__Information provided__:
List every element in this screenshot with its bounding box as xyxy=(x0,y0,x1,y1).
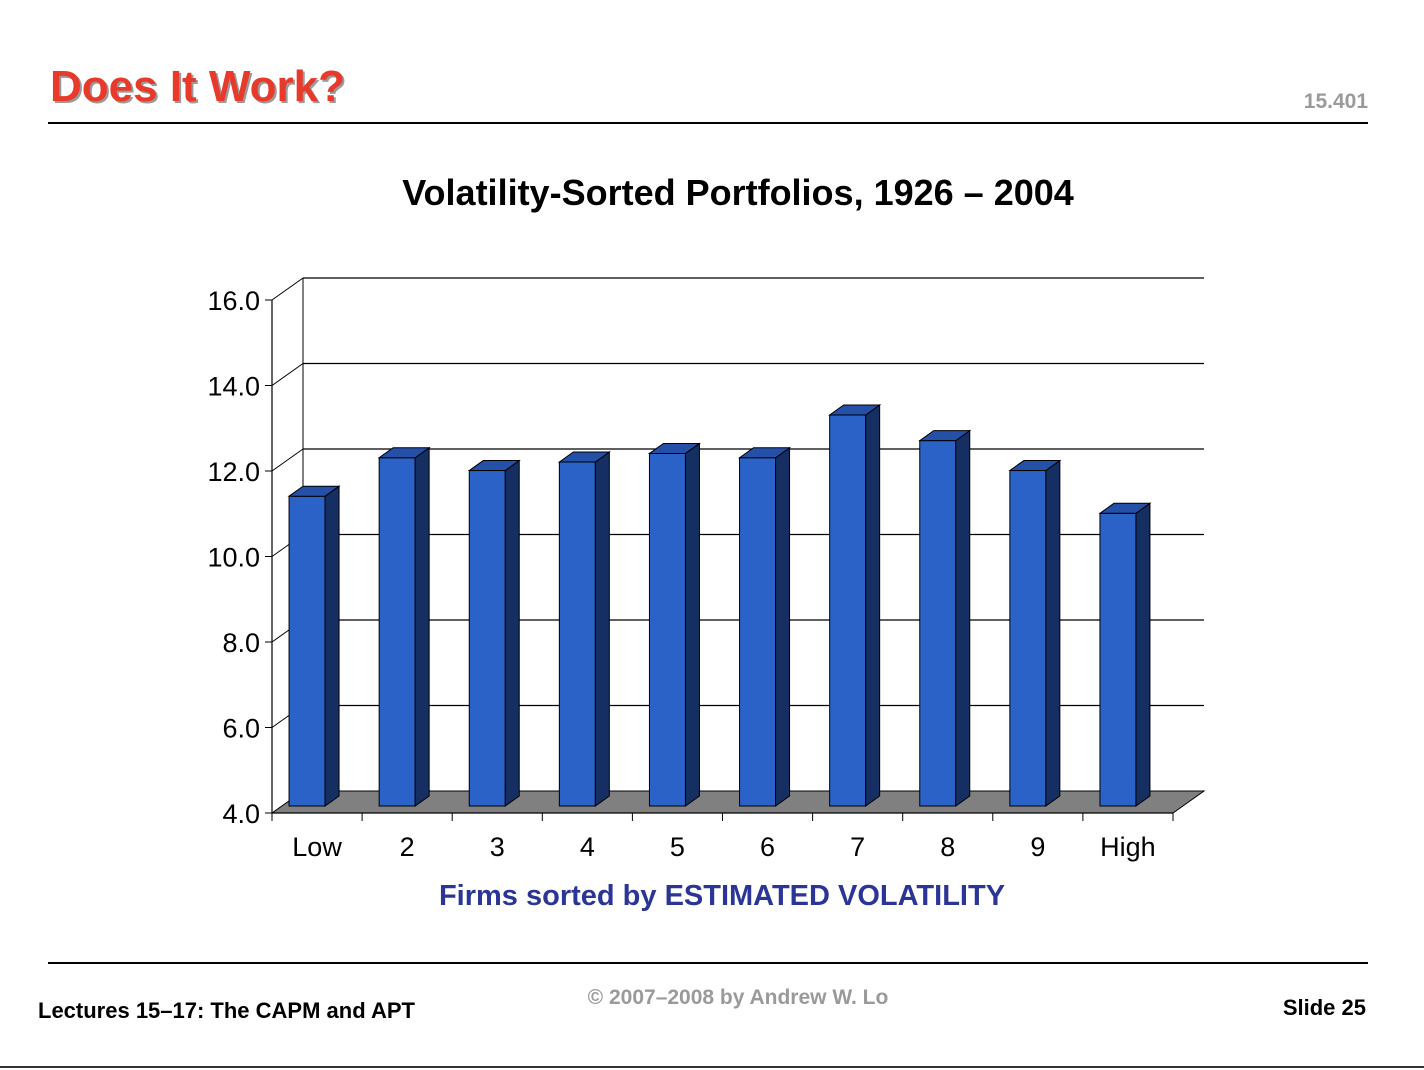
y-tick-label: 4.0 xyxy=(222,799,260,829)
bar xyxy=(557,451,611,807)
bar-top xyxy=(287,485,341,497)
bar-chart: Volatility-Sorted Portfolios, 1926 – 200… xyxy=(207,172,1206,912)
header-divider xyxy=(48,122,1368,124)
bar-front xyxy=(468,470,506,807)
y-tick-label: 14.0 xyxy=(207,372,260,402)
bar-side xyxy=(414,446,430,807)
x-tick-label: 5 xyxy=(670,832,685,862)
y-tick-label: 10.0 xyxy=(207,543,260,573)
x-tick-label: Low xyxy=(292,832,342,862)
course-number: 15.401 xyxy=(1303,90,1368,113)
bar-side xyxy=(775,446,791,807)
x-tick-label: 9 xyxy=(1030,832,1045,862)
axes xyxy=(265,299,1174,821)
x-tick-label: High xyxy=(1100,832,1156,862)
gridline-diagonal xyxy=(271,363,304,386)
bar xyxy=(737,446,792,807)
bar-side xyxy=(865,404,881,807)
bar-side xyxy=(955,429,971,807)
slide-number: Slide 25 xyxy=(1282,995,1366,1020)
bar xyxy=(647,442,702,807)
lecture-title: Lectures 15–17: The CAPM and APT xyxy=(38,998,415,1023)
y-tick-label: 12.0 xyxy=(207,457,260,487)
bars xyxy=(287,404,1152,807)
y-tick-label: 6.0 xyxy=(222,714,260,744)
bar-front xyxy=(288,495,326,807)
page-edge xyxy=(0,1066,1424,1068)
bar-top xyxy=(647,442,702,454)
gridline-diagonal xyxy=(271,277,304,301)
gridline-diagonal xyxy=(271,448,304,472)
bar-side xyxy=(594,451,610,807)
bar xyxy=(377,446,431,807)
slide-title: Does It Work? xyxy=(50,62,346,111)
bar-front xyxy=(648,452,686,807)
bar-top xyxy=(828,404,882,416)
x-axis-title: Firms sorted by ESTIMATED VOLATILITY xyxy=(439,880,1005,912)
bar-top xyxy=(918,430,972,442)
y-tick-label: 16.0 xyxy=(207,286,260,316)
footer-divider xyxy=(48,962,1368,964)
bar xyxy=(287,485,341,807)
bar xyxy=(1008,459,1062,807)
bar-front xyxy=(919,440,957,807)
y-tick-label: 8.0 xyxy=(222,628,260,658)
axis-labels: 4.0 6.0 8.0 10.0 12.0 14.0 16.0 Low 2 3 4 5 6 7 8 9 High xyxy=(207,286,1155,862)
bar-front xyxy=(739,457,777,807)
bar-side xyxy=(1045,459,1061,807)
x-tick-label: 3 xyxy=(490,832,505,862)
bar-front xyxy=(1099,512,1137,807)
bar-side xyxy=(504,459,520,807)
bar-front xyxy=(829,414,867,807)
bar xyxy=(467,459,521,807)
bar-top xyxy=(557,451,611,463)
bar-front xyxy=(1009,470,1047,807)
x-tick-label: 4 xyxy=(580,832,595,862)
bar xyxy=(1098,502,1152,807)
bar-front xyxy=(558,461,596,807)
bar-side xyxy=(324,485,340,807)
bar xyxy=(828,404,882,807)
bar-top xyxy=(1098,502,1152,514)
x-tick-label: 8 xyxy=(940,832,955,862)
bar-top xyxy=(1008,460,1062,472)
x-tick-label: 6 xyxy=(760,832,775,862)
chart-title: Volatility-Sorted Portfolios, 1926 – 200… xyxy=(402,172,1074,213)
x-tick-label: 2 xyxy=(400,832,415,862)
bar-front xyxy=(378,457,416,807)
x-tick-label: 7 xyxy=(850,832,865,862)
bar-side xyxy=(1135,502,1151,807)
bar xyxy=(918,429,972,807)
bar-top xyxy=(467,460,521,472)
bar-top xyxy=(377,447,431,459)
copyright: © 2007–2008 by Andrew W. Lo xyxy=(587,986,889,1009)
bar-top xyxy=(737,447,792,459)
bar-side xyxy=(684,442,700,807)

__What is asked__:
Could you change every "bar-side" in the material above to "bar-flank" and give all the lines again, with nothing else altered and the pictures left out?

__Response for this exercise__:
List every element in this screenshot with its bounding box as xyxy=(x0,y0,x1,y1).
y-tick-label: 4.0 xyxy=(222,799,260,829)
bar xyxy=(557,451,611,807)
bar-top xyxy=(287,485,341,497)
bar-chart: Volatility-Sorted Portfolios, 1926 – 200… xyxy=(207,172,1206,912)
header-divider xyxy=(48,122,1368,124)
bar-front xyxy=(468,470,506,807)
y-tick-label: 14.0 xyxy=(207,372,260,402)
bar-flank xyxy=(414,446,430,807)
x-tick-label: 5 xyxy=(670,832,685,862)
y-tick-label: 10.0 xyxy=(207,543,260,573)
x-tick-label: Low xyxy=(292,832,342,862)
course-number: 15.401 xyxy=(1303,90,1368,113)
bar-flank xyxy=(775,446,791,807)
x-tick-label: 9 xyxy=(1030,832,1045,862)
axes xyxy=(265,299,1174,821)
x-tick-label: High xyxy=(1100,832,1156,862)
gridline-diagonal xyxy=(271,363,304,386)
bar xyxy=(737,446,792,807)
bar-flank xyxy=(865,404,881,807)
bar-flank xyxy=(955,429,971,807)
slide-number: Slide 25 xyxy=(1282,995,1366,1020)
bar xyxy=(647,442,702,807)
lecture-title: Lectures 15–17: The CAPM and APT xyxy=(38,998,415,1023)
y-tick-label: 12.0 xyxy=(207,457,260,487)
bars xyxy=(287,404,1152,807)
y-tick-label: 6.0 xyxy=(222,714,260,744)
bar-front xyxy=(288,495,326,807)
page-edge xyxy=(0,1066,1424,1068)
bar-top xyxy=(647,442,702,454)
gridline-diagonal xyxy=(271,277,304,301)
gridline-diagonal xyxy=(271,448,304,472)
bar-flank xyxy=(594,451,610,807)
bar xyxy=(377,446,431,807)
slide-title: Does It Work? xyxy=(50,62,346,111)
bar-front xyxy=(648,452,686,807)
bar-top xyxy=(828,404,882,416)
x-axis-title: Firms sorted by ESTIMATED VOLATILITY xyxy=(439,880,1005,912)
bar-top xyxy=(918,430,972,442)
y-tick-label: 16.0 xyxy=(207,286,260,316)
footer-divider xyxy=(48,962,1368,964)
bar xyxy=(287,485,341,807)
bar xyxy=(1008,459,1062,807)
bar-front xyxy=(919,440,957,807)
y-tick-label: 8.0 xyxy=(222,628,260,658)
axis-labels: 4.0 6.0 8.0 10.0 12.0 14.0 16.0 Low 2 3 4 5 6 7 8 9 High xyxy=(207,286,1155,862)
bar-front xyxy=(739,457,777,807)
bar-flank xyxy=(1045,459,1061,807)
x-tick-label: 3 xyxy=(490,832,505,862)
bar-front xyxy=(1099,512,1137,807)
bar-flank xyxy=(504,459,520,807)
bar-front xyxy=(829,414,867,807)
bar xyxy=(467,459,521,807)
bar-top xyxy=(557,451,611,463)
bar-front xyxy=(1009,470,1047,807)
x-tick-label: 4 xyxy=(580,832,595,862)
bar xyxy=(1098,502,1152,807)
bar-front xyxy=(558,461,596,807)
bar-flank xyxy=(324,485,340,807)
bar xyxy=(828,404,882,807)
bar-top xyxy=(1098,502,1152,514)
x-tick-label: 8 xyxy=(940,832,955,862)
bar-top xyxy=(1008,460,1062,472)
x-tick-label: 6 xyxy=(760,832,775,862)
chart-title: Volatility-Sorted Portfolios, 1926 – 200… xyxy=(402,172,1074,213)
x-tick-label: 2 xyxy=(400,832,415,862)
bar-front xyxy=(378,457,416,807)
x-tick-label: 7 xyxy=(850,832,865,862)
bar-flank xyxy=(1135,502,1151,807)
bar xyxy=(918,429,972,807)
bar-top xyxy=(467,460,521,472)
bar-top xyxy=(377,447,431,459)
copyright: © 2007–2008 by Andrew W. Lo xyxy=(587,986,889,1009)
bar-top xyxy=(737,447,792,459)
bar-flank xyxy=(684,442,700,807)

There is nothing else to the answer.